- _INPUT RECORDS_:
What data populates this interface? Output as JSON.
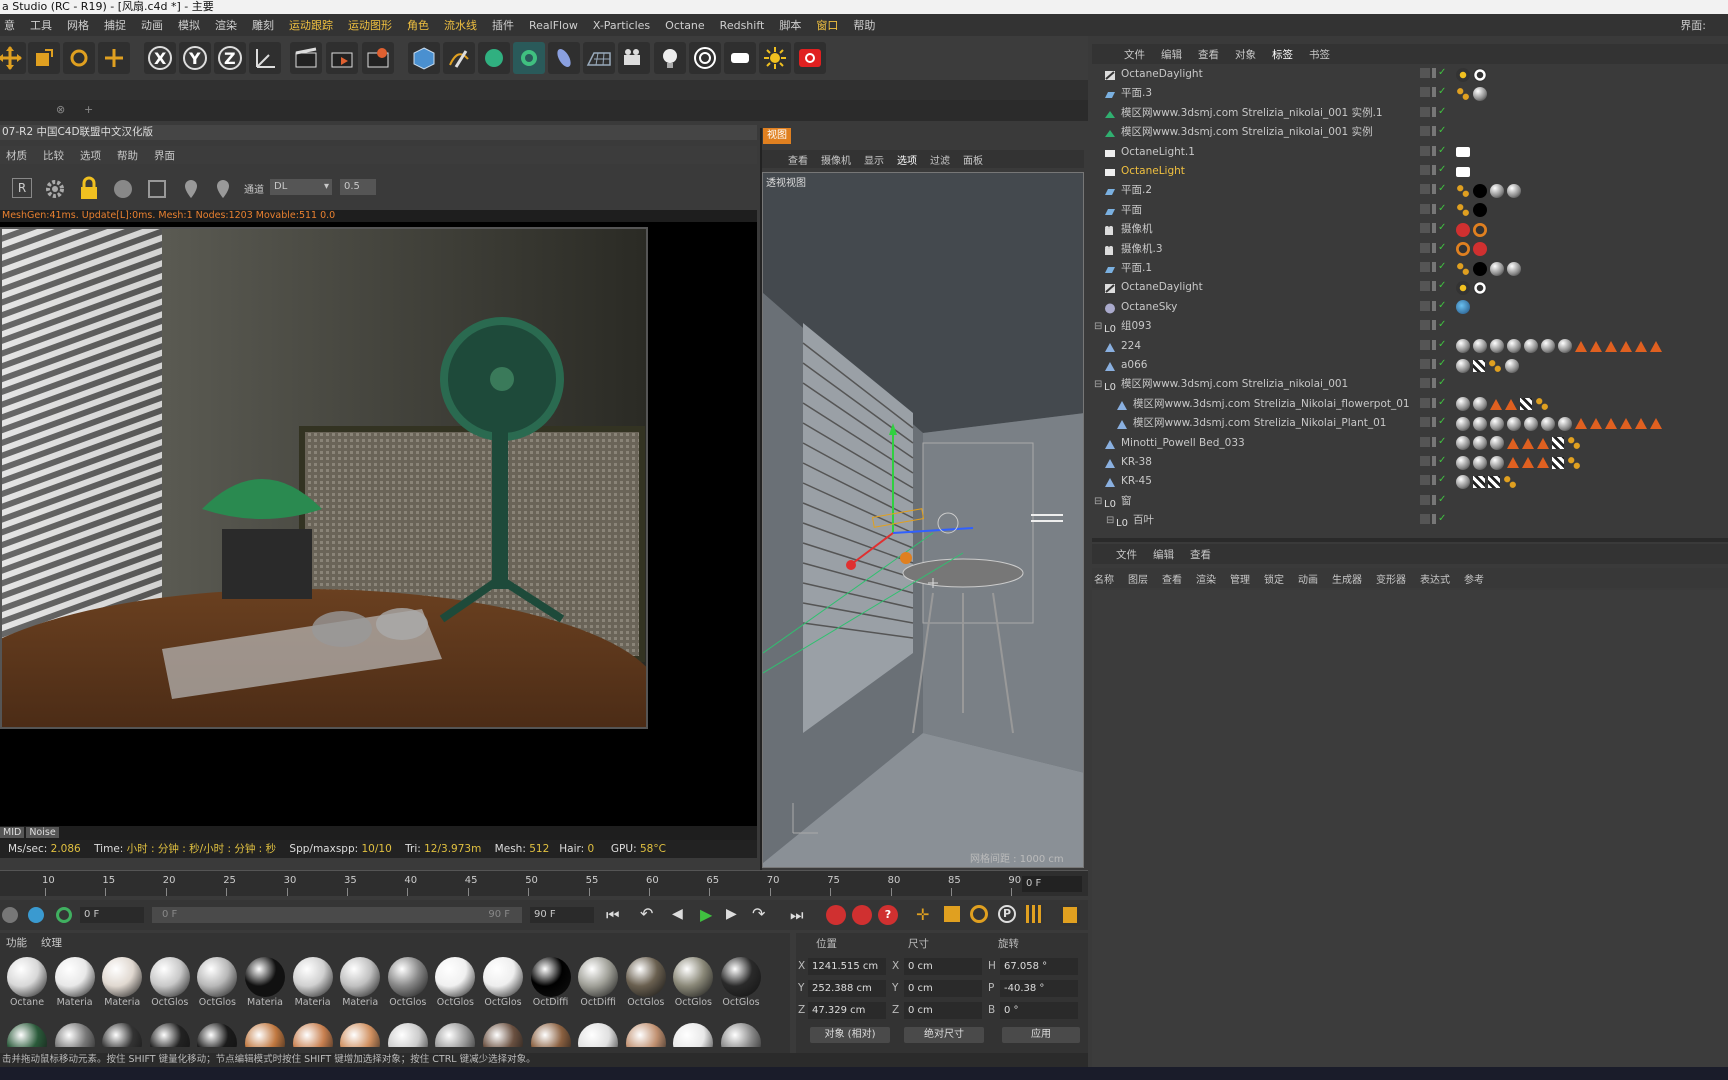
{
  "window": {
    "title": "a Studio (RC - R19) - [风扇.c4d *] - 主要"
  },
  "menu": {
    "items": [
      "意",
      "工具",
      "网格",
      "捕捉",
      "动画",
      "模拟",
      "渲染",
      "雕刻",
      "运动跟踪",
      "运动图形",
      "角色",
      "流水线",
      "插件",
      "RealFlow",
      "X-Particles",
      "Octane",
      "Redshift",
      "脚本",
      "窗口",
      "帮助"
    ],
    "right_label": "界面:"
  },
  "live_viewer": {
    "title": "07-R2 中国C4D联盟中文汉化版",
    "menu": [
      "材质",
      "比较",
      "选项",
      "帮助",
      "界面"
    ],
    "channel_label": "通道",
    "channel_value": "DL",
    "ratio_value": "0.5",
    "info_line": "MeshGen:41ms. Update[L]:0ms. Mesh:1 Nodes:1203 Movable:511  0.0",
    "foot_buttons": [
      "MID",
      "Noise"
    ],
    "status": {
      "mssec_label": "Ms/sec:",
      "mssec": "2.086",
      "time_label": "Time:",
      "time": "小时 : 分钟 : 秒/小时 : 分钟 : 秒",
      "spp_label": "Spp/maxspp:",
      "spp": "10/10",
      "tri_label": "Tri:",
      "tri": "12/3.973m",
      "mesh_label": "Mesh:",
      "mesh": "512",
      "hair_label": "Hair:",
      "hair": "0",
      "gpu_label": "GPU:",
      "gpu": "58°C"
    },
    "accent": "#e0c040"
  },
  "viewport": {
    "tab": "视图",
    "menu": [
      "查看",
      "摄像机",
      "显示",
      "选项",
      "过滤",
      "面板"
    ],
    "label": "透视视图",
    "grid_text": "网格间距 : 1000 cm"
  },
  "timeline": {
    "ticks": [
      "10",
      "15",
      "20",
      "25",
      "30",
      "35",
      "40",
      "45",
      "50",
      "55",
      "60",
      "65",
      "70",
      "75",
      "80",
      "85",
      "90"
    ],
    "frame_field": "0 F"
  },
  "playback": {
    "start": "0 F",
    "range_start": "0 F",
    "range_end": "90 F",
    "end": "90 F"
  },
  "materials": {
    "tabs": [
      "功能",
      "纹理"
    ],
    "row1": [
      {
        "label": "Octane",
        "color": "#d8d8d8"
      },
      {
        "label": "Materia",
        "color": "#e8e8e8"
      },
      {
        "label": "Materia",
        "color": "#e0d8d0"
      },
      {
        "label": "OctGlos",
        "color": "#c8c8c8"
      },
      {
        "label": "OctGlos",
        "color": "#b8b8b8"
      },
      {
        "label": "Materia",
        "color": "#111111"
      },
      {
        "label": "Materia",
        "color": "#d0d0d0"
      },
      {
        "label": "Materia",
        "color": "#c0c0c0"
      },
      {
        "label": "OctGlos",
        "color": "#888888"
      },
      {
        "label": "OctGlos",
        "color": "#f0f0f0"
      },
      {
        "label": "OctGlos",
        "color": "#eeeeee"
      },
      {
        "label": "OctDiffi",
        "color": "#000000"
      },
      {
        "label": "OctDiffi",
        "color": "#a0a098"
      },
      {
        "label": "OctGlos",
        "color": "#6a6050"
      },
      {
        "label": "OctGlos",
        "color": "#8a8878"
      },
      {
        "label": "OctGlos",
        "color": "#2a2a2a"
      }
    ],
    "row2_colors": [
      "#2a5a3a",
      "#777777",
      "#333333",
      "#222222",
      "#1a1a1a",
      "#c07840",
      "#c88050",
      "#d09060",
      "#cccccc",
      "#999999",
      "#6a5040",
      "#8a6040",
      "#e0e0e0",
      "#c09070",
      "#e8e8e8",
      "#888888"
    ]
  },
  "coordinates": {
    "headers": [
      "位置",
      "尺寸",
      "旋转"
    ],
    "pos": {
      "x": "1241.515 cm",
      "y": "252.388 cm",
      "z": "47.329 cm"
    },
    "size": {
      "x": "0 cm",
      "y": "0 cm",
      "z": "0 cm"
    },
    "rot": {
      "h": "67.058 °",
      "p": "-40.38 °",
      "b": "0 °"
    },
    "axis": {
      "x": "X",
      "y": "Y",
      "z": "Z",
      "h": "H",
      "p": "P",
      "b": "B"
    },
    "mode_select": "对象 (相对)",
    "size_select": "绝对尺寸",
    "apply_label": "应用"
  },
  "status_bar": "击并拖动鼠标移动元素。按住 SHIFT 键量化移动；节点编辑模式时按住 SHIFT 键增加选择对象；按住 CTRL 键减少选择对象。",
  "object_manager": {
    "menu": [
      "文件",
      "编辑",
      "查看",
      "对象",
      "标签",
      "书签"
    ],
    "rows": [
      {
        "name": "OctaneDaylight",
        "indent": 0,
        "icon": "sun",
        "tags": [
          "sun",
          "circle"
        ]
      },
      {
        "name": "平面.3",
        "indent": 0,
        "icon": "plane",
        "tags": [
          "dots",
          "ball"
        ]
      },
      {
        "name": "模区网www.3dsmj.com   Strelizia_nikolai_001 实例.1",
        "indent": 0,
        "icon": "inst",
        "tags": []
      },
      {
        "name": "模区网www.3dsmj.com   Strelizia_nikolai_001 实例",
        "indent": 0,
        "icon": "inst",
        "tags": []
      },
      {
        "name": "OctaneLight.1",
        "indent": 0,
        "icon": "light",
        "tags": [
          "white"
        ]
      },
      {
        "name": "OctaneLight",
        "indent": 0,
        "icon": "light",
        "tags": [
          "white"
        ],
        "highlight": true
      },
      {
        "name": "平面.2",
        "indent": 0,
        "icon": "plane",
        "tags": [
          "dots",
          "black",
          "ball",
          "ball"
        ]
      },
      {
        "name": "平面",
        "indent": 0,
        "icon": "plane",
        "tags": [
          "dots",
          "black"
        ]
      },
      {
        "name": "摄像机",
        "indent": 0,
        "icon": "cam",
        "tags": [
          "cam",
          "slash"
        ]
      },
      {
        "name": "摄像机.3",
        "indent": 0,
        "icon": "cam",
        "tags": [
          "slash",
          "cam"
        ]
      },
      {
        "name": "平面.1",
        "indent": 0,
        "icon": "plane",
        "tags": [
          "dots",
          "black",
          "ball",
          "ball"
        ]
      },
      {
        "name": "OctaneDaylight",
        "indent": 0,
        "icon": "sun",
        "tags": [
          "sun",
          "circle"
        ]
      },
      {
        "name": "OctaneSky",
        "indent": 0,
        "icon": "sky",
        "tags": [
          "blue"
        ]
      },
      {
        "name": "组093",
        "indent": 0,
        "icon": "null",
        "tags": []
      },
      {
        "name": "224",
        "indent": 0,
        "icon": "poly",
        "tags": [
          "ball",
          "ball",
          "ball",
          "ball",
          "ball",
          "ball",
          "ball",
          "tri",
          "tri",
          "tri",
          "tri",
          "tri",
          "tri"
        ]
      },
      {
        "name": "a066",
        "indent": 0,
        "icon": "poly",
        "tags": [
          "ball",
          "chk",
          "dots",
          "ball"
        ]
      },
      {
        "name": "模区网www.3dsmj.com   Strelizia_nikolai_001",
        "indent": 0,
        "icon": "null",
        "tags": []
      },
      {
        "name": "模区网www.3dsmj.com   Strelizia_Nikolai_flowerpot_01",
        "indent": 1,
        "icon": "poly",
        "tags": [
          "ball",
          "ball",
          "tri",
          "tri",
          "chk",
          "dots"
        ]
      },
      {
        "name": "模区网www.3dsmj.com   Strelizia_Nikolai_Plant_01",
        "indent": 1,
        "icon": "poly",
        "tags": [
          "ball",
          "ball",
          "ball",
          "ball",
          "ball",
          "ball",
          "ball",
          "tri",
          "tri",
          "tri",
          "tri",
          "tri",
          "tri"
        ]
      },
      {
        "name": "Minotti_Powell Bed_033",
        "indent": 0,
        "icon": "poly",
        "tags": [
          "ball",
          "ball",
          "ball",
          "tri",
          "tri",
          "tri",
          "chk",
          "dots"
        ]
      },
      {
        "name": "KR-38",
        "indent": 0,
        "icon": "poly",
        "tags": [
          "ball",
          "ball",
          "ball",
          "tri",
          "tri",
          "tri",
          "chk",
          "dots"
        ]
      },
      {
        "name": "KR-45",
        "indent": 0,
        "icon": "poly",
        "tags": [
          "ball",
          "chk",
          "chk",
          "dots"
        ]
      },
      {
        "name": "窗",
        "indent": 0,
        "icon": "null",
        "tags": []
      },
      {
        "name": "百叶",
        "indent": 1,
        "icon": "null",
        "tags": []
      }
    ]
  },
  "attr_manager": {
    "menu": [
      "文件",
      "编辑",
      "查看"
    ],
    "tabs": [
      "名称",
      "图层",
      "查看",
      "渲染",
      "管理",
      "锁定",
      "动画",
      "生成器",
      "变形器",
      "表达式",
      "参考"
    ]
  }
}
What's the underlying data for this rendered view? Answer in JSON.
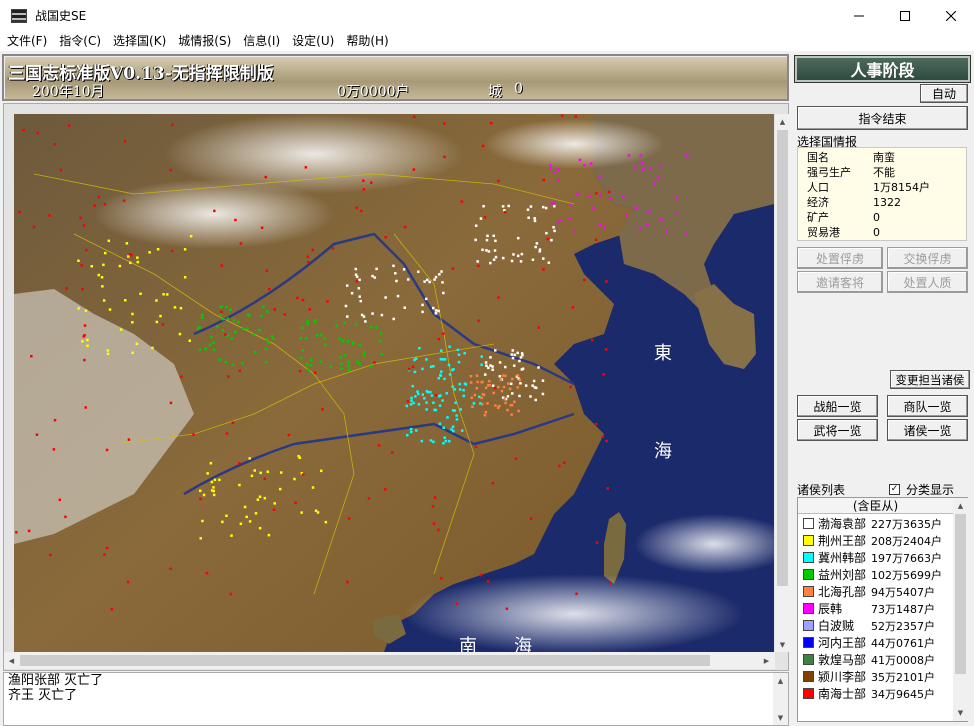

- _TO DO_: Wherever the word "JSON" occurs in a line of the listing, copy that line.

- _CORRECT OUTPUT_:
What data populates this interface? Output as JSON.
What's the underlying data for this rendered view? Answer in JSON.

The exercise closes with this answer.